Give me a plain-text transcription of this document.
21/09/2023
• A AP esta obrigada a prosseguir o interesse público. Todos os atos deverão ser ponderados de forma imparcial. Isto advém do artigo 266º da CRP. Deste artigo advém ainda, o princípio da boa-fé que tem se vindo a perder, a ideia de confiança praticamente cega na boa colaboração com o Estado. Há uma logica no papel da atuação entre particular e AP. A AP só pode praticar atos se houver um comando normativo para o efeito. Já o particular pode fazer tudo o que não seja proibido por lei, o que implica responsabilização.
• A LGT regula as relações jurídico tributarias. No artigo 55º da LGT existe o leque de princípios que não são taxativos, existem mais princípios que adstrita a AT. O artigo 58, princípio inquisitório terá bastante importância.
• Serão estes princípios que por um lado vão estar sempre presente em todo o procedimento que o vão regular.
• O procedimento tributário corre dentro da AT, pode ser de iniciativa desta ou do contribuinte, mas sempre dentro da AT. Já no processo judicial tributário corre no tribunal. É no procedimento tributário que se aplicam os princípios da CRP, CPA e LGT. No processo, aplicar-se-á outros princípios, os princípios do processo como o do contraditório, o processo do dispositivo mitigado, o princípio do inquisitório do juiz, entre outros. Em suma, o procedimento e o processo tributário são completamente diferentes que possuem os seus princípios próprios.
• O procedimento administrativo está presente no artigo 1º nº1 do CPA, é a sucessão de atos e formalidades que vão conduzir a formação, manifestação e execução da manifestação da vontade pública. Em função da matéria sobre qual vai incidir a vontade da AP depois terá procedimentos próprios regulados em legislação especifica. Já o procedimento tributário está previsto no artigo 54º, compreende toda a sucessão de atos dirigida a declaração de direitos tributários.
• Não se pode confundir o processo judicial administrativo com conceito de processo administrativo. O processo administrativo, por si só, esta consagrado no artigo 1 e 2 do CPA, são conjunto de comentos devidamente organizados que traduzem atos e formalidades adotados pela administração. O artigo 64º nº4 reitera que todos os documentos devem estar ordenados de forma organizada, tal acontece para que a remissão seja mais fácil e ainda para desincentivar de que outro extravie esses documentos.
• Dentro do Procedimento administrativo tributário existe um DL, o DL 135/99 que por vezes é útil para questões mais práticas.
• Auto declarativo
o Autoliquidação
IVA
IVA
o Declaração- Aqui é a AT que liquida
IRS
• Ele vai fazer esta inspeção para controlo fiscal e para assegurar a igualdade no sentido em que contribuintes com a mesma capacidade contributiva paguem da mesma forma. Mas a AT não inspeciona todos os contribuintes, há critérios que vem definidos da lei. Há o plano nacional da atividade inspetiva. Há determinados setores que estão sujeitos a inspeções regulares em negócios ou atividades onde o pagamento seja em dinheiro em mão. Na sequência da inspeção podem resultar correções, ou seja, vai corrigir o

> **Required task**
Using the records above, list each line that includes "terá".

> **Right answer**
• A LGT regula as relações jurídico tributarias. No artigo 55º da LGT existe o leque de princípios que não são taxativos, existem mais princípios que adstrita a AT. O artigo 58, princípio inquisitório terá bastante importância.
• O procedimento administrativo está presente no artigo 1º nº1 do CPA, é a sucessão de atos e formalidades que vão conduzir a formação, manifestação e execução da manifestação da vontade pública. Em função da matéria sobre qual vai incidir a vontade da AP depois terá procedimentos próprios regulados em legislação especifica. Já o procedimento tributário está previsto no artigo 54º, compreende toda a sucessão de atos dirigida a declaração de direitos tributários.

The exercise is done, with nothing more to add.